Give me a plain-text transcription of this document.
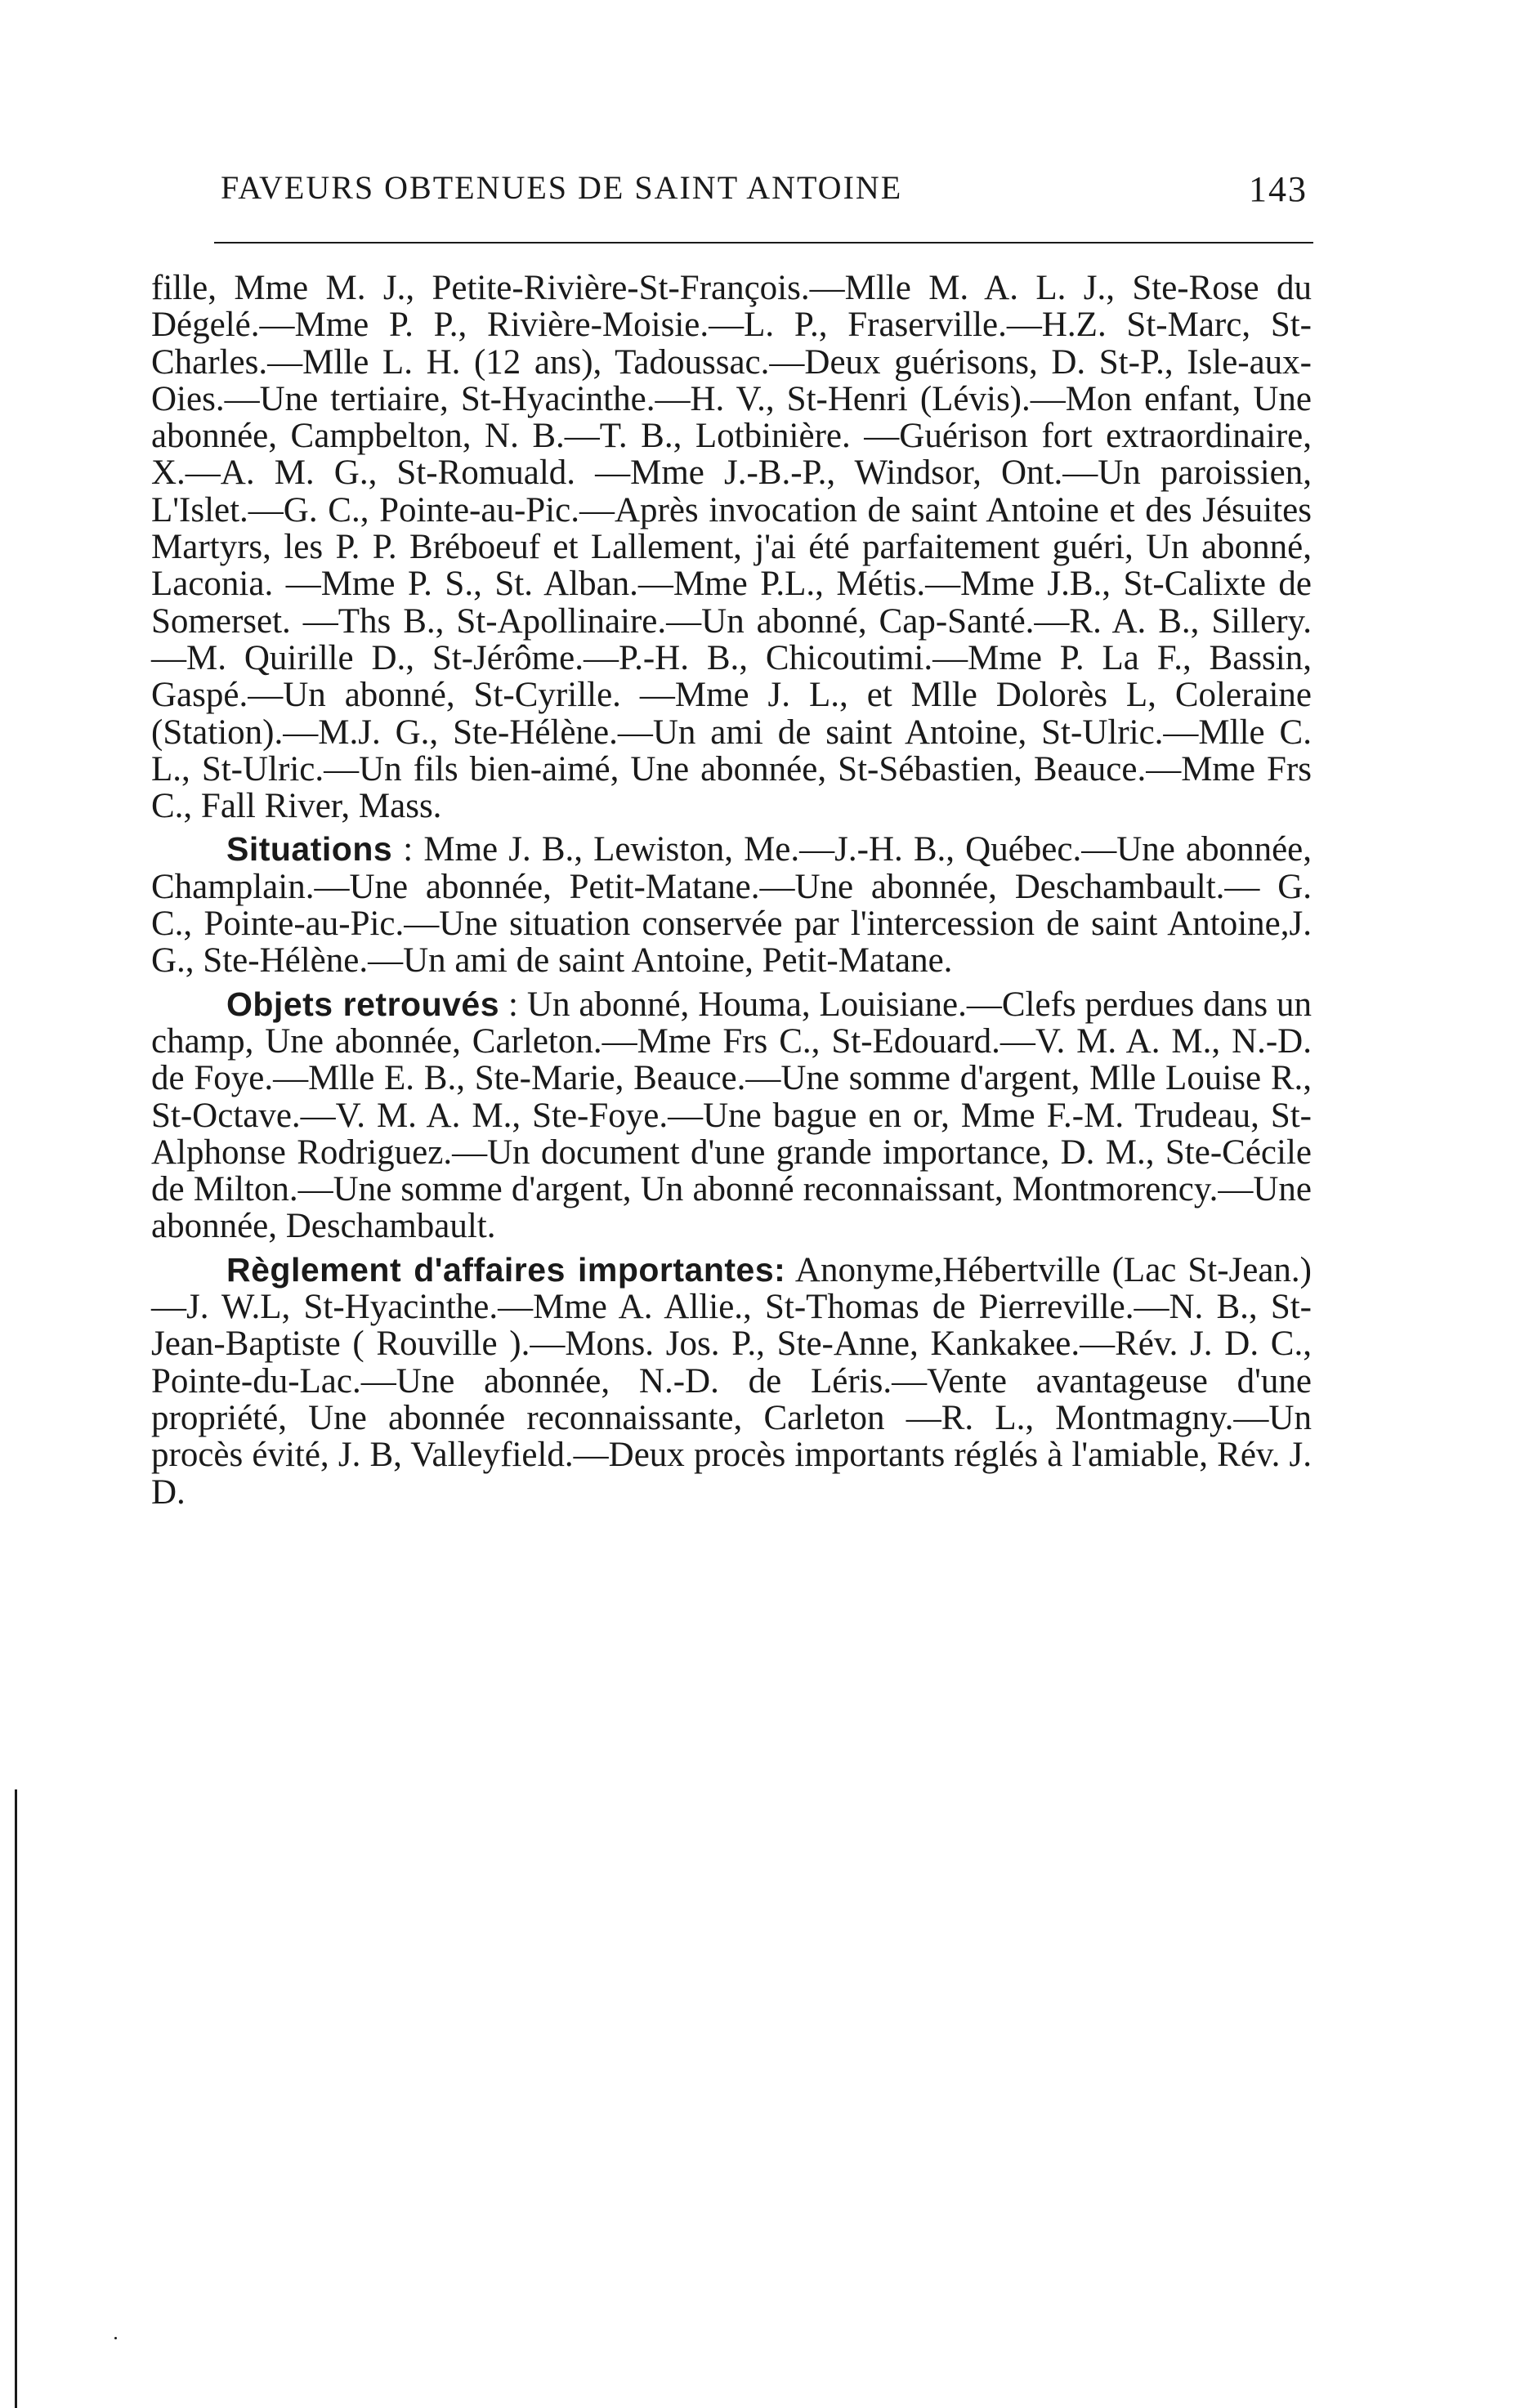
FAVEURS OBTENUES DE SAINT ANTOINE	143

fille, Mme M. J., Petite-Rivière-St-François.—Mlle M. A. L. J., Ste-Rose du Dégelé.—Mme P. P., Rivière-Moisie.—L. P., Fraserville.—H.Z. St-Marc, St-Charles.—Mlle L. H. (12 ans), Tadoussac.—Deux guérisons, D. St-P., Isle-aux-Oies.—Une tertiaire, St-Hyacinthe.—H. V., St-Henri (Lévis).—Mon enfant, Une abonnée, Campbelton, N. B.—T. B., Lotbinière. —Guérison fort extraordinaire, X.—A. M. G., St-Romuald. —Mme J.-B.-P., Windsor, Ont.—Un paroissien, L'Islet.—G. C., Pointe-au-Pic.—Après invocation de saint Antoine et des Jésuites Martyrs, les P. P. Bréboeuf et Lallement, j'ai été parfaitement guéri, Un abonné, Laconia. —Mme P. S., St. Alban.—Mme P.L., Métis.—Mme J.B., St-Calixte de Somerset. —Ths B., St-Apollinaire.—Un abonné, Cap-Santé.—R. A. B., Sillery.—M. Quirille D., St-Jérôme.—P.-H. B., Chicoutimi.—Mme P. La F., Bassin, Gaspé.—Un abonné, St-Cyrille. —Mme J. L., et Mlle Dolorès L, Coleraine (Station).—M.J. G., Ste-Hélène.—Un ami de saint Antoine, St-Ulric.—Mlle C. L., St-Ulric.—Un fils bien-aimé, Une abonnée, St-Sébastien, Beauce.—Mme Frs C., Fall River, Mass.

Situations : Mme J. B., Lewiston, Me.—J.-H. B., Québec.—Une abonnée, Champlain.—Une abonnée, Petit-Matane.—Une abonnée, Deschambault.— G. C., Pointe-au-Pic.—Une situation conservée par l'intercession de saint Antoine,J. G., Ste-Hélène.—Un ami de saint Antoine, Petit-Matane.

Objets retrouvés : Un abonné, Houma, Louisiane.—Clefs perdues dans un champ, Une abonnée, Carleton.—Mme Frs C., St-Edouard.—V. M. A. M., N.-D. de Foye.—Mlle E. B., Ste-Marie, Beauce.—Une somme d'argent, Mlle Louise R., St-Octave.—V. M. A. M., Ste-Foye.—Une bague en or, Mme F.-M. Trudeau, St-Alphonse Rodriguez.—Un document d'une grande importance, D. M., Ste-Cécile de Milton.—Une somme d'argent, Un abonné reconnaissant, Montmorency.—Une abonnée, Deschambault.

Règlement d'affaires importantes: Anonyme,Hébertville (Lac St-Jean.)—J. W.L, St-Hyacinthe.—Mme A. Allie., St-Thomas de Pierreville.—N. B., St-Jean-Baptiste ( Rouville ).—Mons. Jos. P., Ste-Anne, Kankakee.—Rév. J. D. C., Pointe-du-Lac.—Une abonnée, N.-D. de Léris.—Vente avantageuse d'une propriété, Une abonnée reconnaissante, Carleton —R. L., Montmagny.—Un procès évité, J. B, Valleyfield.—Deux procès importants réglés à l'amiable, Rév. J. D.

▬▬▬▬▬▬

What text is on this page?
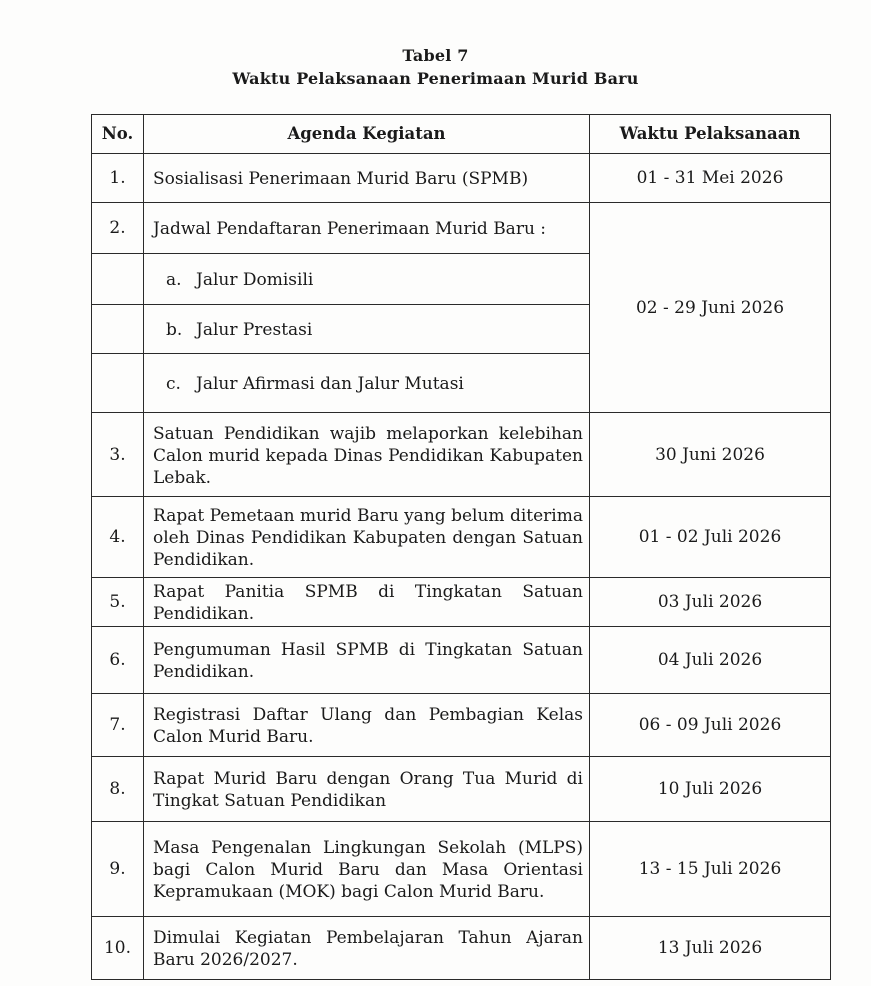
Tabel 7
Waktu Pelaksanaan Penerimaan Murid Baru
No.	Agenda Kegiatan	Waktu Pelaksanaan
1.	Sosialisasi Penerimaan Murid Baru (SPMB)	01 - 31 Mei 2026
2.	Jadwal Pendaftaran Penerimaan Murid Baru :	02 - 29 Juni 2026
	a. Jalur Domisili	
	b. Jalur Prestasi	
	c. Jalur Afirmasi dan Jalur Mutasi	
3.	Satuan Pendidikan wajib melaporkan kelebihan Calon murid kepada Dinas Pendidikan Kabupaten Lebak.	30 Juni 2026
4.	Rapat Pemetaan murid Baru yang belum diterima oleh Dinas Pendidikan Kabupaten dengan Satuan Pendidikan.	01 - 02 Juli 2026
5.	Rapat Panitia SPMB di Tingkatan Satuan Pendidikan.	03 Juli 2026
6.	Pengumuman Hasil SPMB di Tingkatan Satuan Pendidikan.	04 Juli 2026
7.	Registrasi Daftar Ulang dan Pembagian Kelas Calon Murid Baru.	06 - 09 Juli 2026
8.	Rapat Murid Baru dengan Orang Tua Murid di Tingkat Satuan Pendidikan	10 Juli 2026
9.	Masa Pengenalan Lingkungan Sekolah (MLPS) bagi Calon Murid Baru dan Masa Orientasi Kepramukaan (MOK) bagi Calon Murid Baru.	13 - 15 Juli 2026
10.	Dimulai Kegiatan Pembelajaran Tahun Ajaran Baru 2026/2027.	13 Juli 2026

▬▬▬▬▬▬

▶ Problem to solve: Search the entries for the string "SPMB" and collect each line that has it.

▶ Finished answer:
1.	Sosialisasi Penerimaan Murid Baru (SPMB)	01 - 31 Mei 2026
5.	Rapat Panitia SPMB di Tingkatan Satuan Pendidikan.	03 Juli 2026
6.	Pengumuman Hasil SPMB di Tingkatan Satuan Pendidikan.	04 Juli 2026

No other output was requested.